Data records:
* * * * * * * * *
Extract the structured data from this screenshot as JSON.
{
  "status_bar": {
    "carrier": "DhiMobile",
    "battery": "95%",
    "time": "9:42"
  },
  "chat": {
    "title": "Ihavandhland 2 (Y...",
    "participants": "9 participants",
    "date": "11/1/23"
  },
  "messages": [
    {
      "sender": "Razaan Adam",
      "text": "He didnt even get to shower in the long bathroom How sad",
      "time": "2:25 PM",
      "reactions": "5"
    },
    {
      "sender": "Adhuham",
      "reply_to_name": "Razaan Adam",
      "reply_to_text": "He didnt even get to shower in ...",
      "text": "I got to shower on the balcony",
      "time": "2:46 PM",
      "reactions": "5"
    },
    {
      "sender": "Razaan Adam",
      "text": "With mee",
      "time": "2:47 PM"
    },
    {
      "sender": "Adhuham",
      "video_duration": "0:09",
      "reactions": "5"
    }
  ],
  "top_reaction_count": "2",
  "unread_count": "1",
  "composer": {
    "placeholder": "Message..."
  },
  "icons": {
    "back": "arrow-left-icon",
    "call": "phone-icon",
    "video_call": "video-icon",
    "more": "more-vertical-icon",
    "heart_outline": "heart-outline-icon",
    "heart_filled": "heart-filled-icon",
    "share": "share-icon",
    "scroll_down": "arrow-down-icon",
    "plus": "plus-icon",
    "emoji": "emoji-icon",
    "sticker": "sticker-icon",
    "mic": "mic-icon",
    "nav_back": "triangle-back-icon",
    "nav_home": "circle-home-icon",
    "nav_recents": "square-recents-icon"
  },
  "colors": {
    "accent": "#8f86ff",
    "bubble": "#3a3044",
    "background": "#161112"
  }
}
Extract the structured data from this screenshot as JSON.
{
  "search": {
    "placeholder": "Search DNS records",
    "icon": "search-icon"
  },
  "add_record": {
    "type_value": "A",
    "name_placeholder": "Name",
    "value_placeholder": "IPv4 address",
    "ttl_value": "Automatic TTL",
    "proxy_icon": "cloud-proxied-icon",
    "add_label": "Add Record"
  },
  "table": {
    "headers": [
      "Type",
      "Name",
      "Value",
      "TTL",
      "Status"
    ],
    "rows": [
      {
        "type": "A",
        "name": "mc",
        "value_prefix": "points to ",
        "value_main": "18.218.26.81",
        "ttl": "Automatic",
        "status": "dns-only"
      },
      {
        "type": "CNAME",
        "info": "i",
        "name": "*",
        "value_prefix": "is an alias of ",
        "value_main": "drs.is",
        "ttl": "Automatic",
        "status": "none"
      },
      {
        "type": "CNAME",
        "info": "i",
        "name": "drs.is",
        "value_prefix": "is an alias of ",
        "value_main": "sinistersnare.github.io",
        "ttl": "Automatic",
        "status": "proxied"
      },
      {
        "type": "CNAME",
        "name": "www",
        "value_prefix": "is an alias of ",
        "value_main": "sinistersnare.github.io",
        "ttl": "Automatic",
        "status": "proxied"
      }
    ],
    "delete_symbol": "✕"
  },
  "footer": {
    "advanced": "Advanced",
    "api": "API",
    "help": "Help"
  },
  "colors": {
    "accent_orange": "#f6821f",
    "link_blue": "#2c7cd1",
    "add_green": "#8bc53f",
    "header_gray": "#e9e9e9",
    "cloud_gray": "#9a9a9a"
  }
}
* * * * * * * * *
> **Instructions for the task**
Collect each line holding the string "time".

> **Final result**
    "time": "9:42"
      "time": "2:25 PM",
      "time": "2:46 PM",
      "time": "2:47 PM"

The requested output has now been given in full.